Aufgabenstellung: Welche Eigenschaften Bonhoeffers zählt der unten stehende Auszug über Dietrich Bonhoeffer in den verblosen Kurzsätzen nach „den ich bewundere, ohne ihn gekannt zu haben“ auf?

Zitierte Passage:
════════

Von einigen Stationen aus dem Leben Dietrich Bonhoeffers haben wir in diesem Gottesdienst bereits gehört.
Für mich ist er ein Mensch, den ich bewundere, ohne ihn gekannt zu haben. Seine tiefe Menschlichkeit. Seine Lebensfreude. Dieser sehr eigene Charakter, die vielen Talente. Wie beharrlich hat er Widerstand geleistet gegen Unrecht und Unmenschlichkeit! Weil für ihn klipp und klar feststeht: Jeder Mensch hat eine unverlierbare Würde.
Weil Gott jeder und jedem Würde gibt. Das ist das jüdisch-christliche Glaubensbekenntnis. Bonhoeffer ist ein Vorbild in einer Welt, in der es Vorbilder schwer haben. Denn diese Grundüberzeugung steht gerade wieder unter Druck.

════════

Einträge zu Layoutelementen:
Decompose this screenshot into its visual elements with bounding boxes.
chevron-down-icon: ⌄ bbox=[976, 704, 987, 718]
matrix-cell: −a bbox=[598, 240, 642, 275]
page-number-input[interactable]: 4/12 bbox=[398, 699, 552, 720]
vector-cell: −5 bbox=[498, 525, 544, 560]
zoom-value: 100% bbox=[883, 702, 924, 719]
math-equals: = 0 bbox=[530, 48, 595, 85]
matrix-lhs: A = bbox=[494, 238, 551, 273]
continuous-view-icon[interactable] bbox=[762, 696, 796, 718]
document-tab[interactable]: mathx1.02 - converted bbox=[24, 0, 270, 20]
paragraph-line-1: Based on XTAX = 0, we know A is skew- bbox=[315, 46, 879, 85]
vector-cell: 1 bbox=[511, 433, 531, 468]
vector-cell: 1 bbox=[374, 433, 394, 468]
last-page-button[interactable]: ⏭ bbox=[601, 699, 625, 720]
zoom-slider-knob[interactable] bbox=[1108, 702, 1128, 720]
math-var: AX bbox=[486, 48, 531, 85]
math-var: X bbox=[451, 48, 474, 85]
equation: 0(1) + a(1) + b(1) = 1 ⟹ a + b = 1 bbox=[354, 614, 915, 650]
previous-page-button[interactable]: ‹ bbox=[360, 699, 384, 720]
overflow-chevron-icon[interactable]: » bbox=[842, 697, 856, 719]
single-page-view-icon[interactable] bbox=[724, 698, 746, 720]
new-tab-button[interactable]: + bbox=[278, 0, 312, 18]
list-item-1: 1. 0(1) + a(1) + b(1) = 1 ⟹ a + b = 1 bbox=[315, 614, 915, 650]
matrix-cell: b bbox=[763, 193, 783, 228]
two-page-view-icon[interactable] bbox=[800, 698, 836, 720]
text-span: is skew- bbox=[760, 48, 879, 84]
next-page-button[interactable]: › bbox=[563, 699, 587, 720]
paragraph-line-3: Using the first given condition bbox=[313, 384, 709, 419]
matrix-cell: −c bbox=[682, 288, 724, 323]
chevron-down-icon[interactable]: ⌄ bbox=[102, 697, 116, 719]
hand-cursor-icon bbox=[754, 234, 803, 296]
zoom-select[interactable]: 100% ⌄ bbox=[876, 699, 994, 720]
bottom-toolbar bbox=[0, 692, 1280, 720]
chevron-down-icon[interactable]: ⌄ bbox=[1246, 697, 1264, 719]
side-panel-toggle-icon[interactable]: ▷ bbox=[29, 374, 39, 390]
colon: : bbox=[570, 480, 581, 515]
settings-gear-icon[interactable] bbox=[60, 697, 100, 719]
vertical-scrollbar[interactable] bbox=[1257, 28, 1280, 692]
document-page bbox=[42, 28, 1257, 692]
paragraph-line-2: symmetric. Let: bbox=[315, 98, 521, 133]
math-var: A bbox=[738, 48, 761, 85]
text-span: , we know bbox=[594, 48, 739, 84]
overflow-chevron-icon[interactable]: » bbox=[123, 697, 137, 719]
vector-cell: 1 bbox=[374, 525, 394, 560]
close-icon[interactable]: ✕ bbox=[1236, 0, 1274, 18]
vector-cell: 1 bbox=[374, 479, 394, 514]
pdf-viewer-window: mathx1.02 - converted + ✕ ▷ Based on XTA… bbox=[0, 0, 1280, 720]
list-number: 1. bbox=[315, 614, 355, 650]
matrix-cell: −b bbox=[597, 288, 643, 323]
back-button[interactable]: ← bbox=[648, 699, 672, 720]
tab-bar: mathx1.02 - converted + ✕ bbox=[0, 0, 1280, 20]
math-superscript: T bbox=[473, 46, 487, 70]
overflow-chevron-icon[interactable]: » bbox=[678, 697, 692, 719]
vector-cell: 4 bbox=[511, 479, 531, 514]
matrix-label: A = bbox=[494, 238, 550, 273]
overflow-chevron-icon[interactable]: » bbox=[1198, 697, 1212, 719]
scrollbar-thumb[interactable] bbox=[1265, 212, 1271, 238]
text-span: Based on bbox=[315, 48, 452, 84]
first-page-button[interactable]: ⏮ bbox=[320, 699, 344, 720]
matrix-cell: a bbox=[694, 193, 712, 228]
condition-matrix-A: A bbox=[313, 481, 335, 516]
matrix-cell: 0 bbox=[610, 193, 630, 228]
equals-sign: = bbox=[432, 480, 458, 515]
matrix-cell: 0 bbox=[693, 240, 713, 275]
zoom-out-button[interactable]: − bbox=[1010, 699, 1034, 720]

════════

Lösung:
- seine tiefe Menschlichkeit
- seine Lebensfreude
- sein sehr eigener Charakter
- seine vielen Talente